#### Set problem:
Start with the line with "read-check-icon: ✓✓ (471, 412, 489, 424)" and go on through the line with "reply-arrow-icon: ↩ (305, 160, 314, 172)". Copy those lines of the data below with "message-time" swapped for "timestamp" and nothing else changed.

[Start]

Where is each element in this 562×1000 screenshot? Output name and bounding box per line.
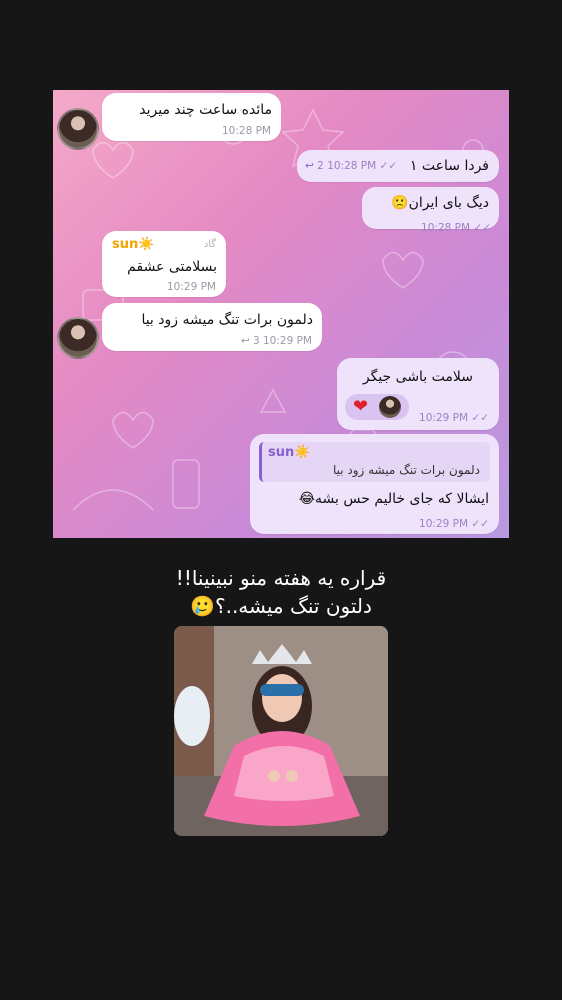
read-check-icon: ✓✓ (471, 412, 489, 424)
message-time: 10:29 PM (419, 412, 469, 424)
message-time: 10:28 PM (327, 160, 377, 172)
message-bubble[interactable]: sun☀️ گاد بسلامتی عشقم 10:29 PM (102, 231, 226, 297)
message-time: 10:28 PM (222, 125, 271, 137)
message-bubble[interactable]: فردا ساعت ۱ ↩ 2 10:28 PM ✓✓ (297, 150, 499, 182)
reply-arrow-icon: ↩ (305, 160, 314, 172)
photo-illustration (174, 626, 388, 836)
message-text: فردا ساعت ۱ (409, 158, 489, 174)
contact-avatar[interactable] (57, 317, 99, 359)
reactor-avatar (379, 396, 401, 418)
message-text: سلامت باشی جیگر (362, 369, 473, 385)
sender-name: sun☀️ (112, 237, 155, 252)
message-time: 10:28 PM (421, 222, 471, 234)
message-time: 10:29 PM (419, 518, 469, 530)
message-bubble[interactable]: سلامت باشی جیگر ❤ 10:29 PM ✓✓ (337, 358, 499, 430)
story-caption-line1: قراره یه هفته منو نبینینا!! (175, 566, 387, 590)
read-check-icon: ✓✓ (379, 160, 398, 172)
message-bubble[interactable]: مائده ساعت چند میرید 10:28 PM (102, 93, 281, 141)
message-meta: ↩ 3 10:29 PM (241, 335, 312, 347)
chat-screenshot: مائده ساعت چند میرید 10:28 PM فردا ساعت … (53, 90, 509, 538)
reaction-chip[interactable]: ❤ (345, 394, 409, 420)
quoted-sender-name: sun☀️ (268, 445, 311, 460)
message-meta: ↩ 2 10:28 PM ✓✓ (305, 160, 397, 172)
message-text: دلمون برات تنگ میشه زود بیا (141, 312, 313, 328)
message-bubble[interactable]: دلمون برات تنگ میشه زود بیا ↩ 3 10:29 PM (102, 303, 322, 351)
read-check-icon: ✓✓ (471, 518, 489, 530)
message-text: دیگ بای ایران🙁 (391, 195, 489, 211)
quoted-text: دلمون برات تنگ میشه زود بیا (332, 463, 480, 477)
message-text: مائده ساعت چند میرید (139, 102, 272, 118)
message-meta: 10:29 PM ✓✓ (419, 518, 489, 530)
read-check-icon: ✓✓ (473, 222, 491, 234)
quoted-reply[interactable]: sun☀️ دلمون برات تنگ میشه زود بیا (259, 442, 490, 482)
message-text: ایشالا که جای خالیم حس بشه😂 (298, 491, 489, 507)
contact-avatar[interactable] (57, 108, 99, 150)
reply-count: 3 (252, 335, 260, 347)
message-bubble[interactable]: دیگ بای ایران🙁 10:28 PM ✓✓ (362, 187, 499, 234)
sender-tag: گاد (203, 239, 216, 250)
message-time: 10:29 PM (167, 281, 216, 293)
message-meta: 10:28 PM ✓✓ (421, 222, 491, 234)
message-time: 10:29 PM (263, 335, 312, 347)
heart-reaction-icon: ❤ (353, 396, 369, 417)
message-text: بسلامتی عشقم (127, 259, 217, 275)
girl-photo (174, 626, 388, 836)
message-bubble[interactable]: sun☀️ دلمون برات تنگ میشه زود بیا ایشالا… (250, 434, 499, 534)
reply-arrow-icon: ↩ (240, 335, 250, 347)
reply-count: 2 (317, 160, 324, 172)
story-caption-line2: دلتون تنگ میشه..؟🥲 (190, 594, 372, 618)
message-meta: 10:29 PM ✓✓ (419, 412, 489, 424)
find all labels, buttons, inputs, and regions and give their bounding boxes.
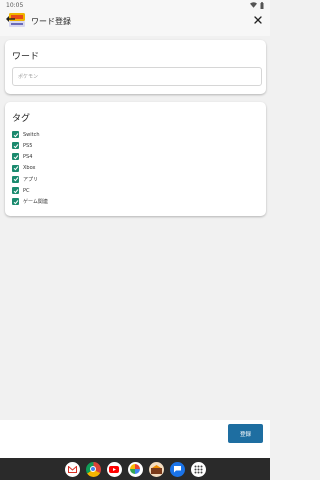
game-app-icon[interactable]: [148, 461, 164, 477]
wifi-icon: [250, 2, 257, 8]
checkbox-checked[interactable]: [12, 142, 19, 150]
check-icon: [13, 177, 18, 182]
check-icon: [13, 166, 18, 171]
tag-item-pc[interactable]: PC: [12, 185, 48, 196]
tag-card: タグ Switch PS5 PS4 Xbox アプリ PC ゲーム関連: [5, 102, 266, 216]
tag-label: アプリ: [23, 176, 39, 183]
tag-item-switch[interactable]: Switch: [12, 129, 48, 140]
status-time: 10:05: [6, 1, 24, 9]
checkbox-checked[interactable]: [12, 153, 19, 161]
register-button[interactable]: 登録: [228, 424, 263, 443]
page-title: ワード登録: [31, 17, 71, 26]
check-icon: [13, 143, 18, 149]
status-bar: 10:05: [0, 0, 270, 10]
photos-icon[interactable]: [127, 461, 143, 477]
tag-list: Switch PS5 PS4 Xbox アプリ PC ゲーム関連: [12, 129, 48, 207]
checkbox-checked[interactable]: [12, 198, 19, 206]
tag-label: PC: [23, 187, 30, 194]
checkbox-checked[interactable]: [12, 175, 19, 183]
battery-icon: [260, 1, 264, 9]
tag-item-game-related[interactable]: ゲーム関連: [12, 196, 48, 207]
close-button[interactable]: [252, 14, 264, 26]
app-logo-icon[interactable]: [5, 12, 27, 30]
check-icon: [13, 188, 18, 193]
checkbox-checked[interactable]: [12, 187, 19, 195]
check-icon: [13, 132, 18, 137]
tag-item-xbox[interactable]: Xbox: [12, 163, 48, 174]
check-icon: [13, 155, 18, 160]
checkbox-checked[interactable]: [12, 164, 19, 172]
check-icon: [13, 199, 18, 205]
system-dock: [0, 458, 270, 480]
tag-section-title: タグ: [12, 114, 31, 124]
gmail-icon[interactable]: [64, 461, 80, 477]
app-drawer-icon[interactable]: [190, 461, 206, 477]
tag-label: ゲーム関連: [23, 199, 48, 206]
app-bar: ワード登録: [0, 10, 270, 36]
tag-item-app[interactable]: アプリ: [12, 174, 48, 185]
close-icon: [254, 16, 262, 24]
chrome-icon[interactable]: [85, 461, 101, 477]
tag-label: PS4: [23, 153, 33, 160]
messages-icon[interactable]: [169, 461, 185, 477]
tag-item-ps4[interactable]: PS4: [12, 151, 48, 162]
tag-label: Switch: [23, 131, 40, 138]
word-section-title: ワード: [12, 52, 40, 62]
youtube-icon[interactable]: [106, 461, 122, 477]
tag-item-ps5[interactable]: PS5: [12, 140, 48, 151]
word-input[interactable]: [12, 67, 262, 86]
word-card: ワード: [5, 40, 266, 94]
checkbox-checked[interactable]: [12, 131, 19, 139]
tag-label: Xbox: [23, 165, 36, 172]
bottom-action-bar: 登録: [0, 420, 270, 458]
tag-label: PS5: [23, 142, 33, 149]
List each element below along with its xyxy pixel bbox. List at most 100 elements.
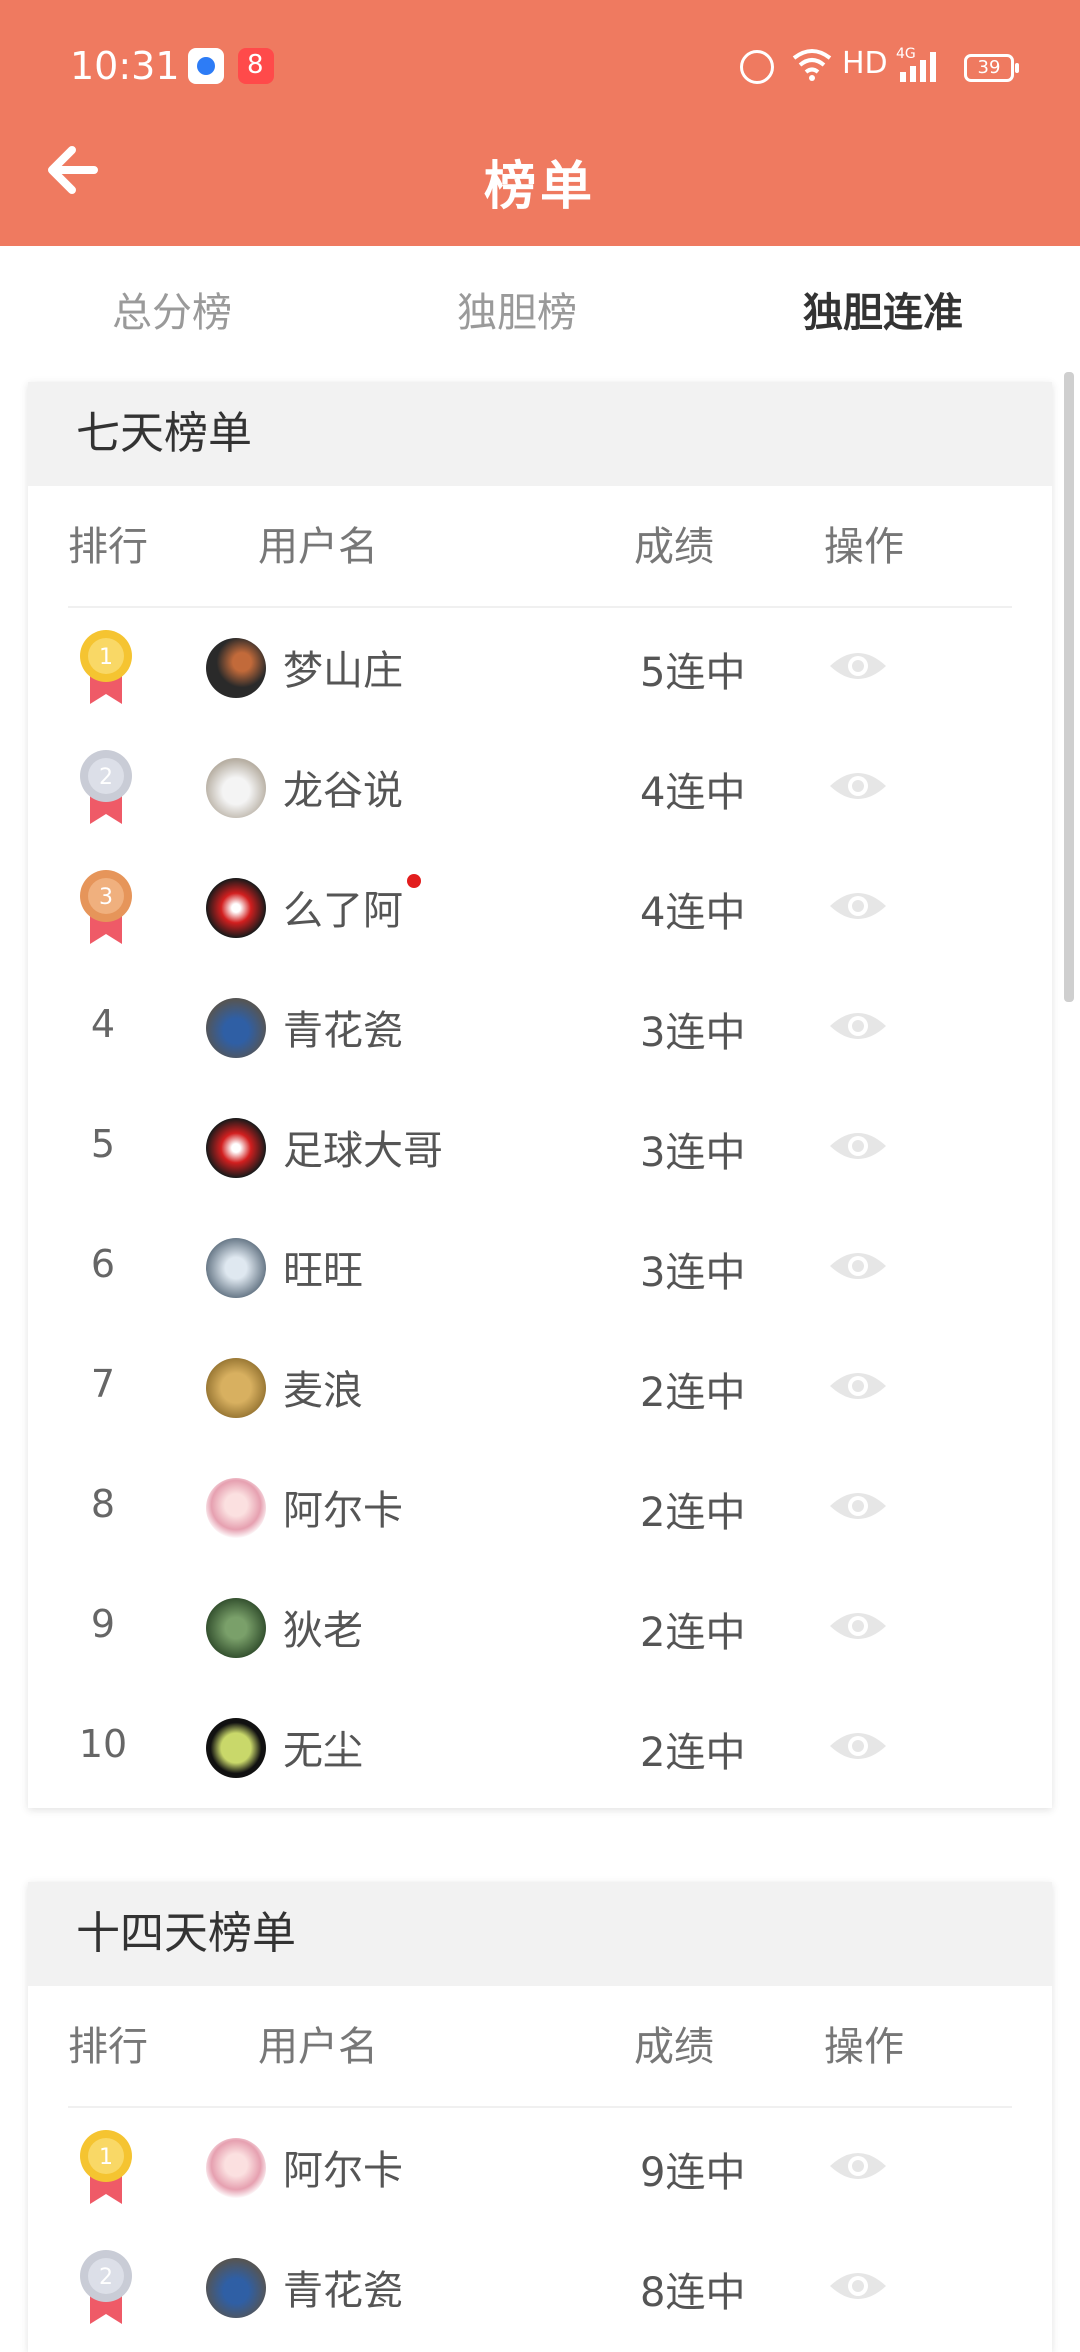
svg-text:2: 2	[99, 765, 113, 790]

[End]

#### Exercise result:
read-check-icon: ✓✓ (471, 412, 489, 424)
timestamp: 10:29 PM (419, 412, 469, 424)
timestamp: 10:28 PM (327, 160, 377, 172)
message-bubble[interactable]: sun☀️ گاد بسلامتی عشقم 10:29 PM (102, 231, 226, 297)
timestamp: 10:28 PM (222, 125, 271, 137)
message-bubble[interactable]: فردا ساعت ۱ ↩ 2 10:28 PM ✓✓ (297, 150, 499, 182)
reply-arrow-icon: ↩ (305, 160, 314, 172)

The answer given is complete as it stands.